Rows from a figure dataset
-----

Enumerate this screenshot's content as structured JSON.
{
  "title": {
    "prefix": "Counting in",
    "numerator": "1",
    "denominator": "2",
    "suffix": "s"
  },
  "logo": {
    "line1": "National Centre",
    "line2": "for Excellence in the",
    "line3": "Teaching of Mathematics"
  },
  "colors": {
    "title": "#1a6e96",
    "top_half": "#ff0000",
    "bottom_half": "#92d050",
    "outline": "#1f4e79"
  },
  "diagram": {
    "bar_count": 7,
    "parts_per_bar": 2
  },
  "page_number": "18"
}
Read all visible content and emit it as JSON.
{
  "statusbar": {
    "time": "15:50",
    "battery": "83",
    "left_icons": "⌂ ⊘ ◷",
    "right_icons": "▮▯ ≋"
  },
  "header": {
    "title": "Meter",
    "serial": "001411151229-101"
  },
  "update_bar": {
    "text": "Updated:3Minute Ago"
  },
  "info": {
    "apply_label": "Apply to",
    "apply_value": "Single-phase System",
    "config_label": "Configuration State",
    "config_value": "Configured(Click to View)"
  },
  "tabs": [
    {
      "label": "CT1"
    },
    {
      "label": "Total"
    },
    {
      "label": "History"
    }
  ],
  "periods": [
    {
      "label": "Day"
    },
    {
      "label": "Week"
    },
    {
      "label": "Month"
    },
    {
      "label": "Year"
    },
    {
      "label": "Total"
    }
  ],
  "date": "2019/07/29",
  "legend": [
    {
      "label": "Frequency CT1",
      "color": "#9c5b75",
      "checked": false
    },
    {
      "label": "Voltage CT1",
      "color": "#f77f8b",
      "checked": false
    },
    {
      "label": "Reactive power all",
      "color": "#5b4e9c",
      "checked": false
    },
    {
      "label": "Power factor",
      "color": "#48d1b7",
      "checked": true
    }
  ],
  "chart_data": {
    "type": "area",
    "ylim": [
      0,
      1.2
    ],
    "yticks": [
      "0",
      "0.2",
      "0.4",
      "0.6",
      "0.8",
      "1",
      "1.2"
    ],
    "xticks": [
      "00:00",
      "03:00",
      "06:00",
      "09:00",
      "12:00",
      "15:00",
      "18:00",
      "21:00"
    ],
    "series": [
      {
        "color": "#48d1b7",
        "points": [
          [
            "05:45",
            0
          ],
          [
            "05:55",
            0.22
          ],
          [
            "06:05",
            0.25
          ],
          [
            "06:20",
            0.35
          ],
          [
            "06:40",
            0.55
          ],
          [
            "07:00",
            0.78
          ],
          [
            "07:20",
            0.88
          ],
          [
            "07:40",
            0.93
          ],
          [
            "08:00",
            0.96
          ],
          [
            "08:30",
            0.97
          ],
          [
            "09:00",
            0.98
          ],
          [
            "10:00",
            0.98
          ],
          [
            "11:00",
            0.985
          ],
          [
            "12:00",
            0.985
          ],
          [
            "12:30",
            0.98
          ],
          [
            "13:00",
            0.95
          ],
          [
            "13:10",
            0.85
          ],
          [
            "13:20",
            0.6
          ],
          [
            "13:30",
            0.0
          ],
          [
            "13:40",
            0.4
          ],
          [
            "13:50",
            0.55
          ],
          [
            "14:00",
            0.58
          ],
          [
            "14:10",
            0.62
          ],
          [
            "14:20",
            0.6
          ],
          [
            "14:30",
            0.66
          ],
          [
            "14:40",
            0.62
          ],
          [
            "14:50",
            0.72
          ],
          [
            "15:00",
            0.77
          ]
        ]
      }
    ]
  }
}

-----

▸ What is expected
Pick out each line containing "content" and report it.

▸ Solution for this problem
Enumerate this screenshot's content as structured JSON.
Read all visible content and emit it as JSON.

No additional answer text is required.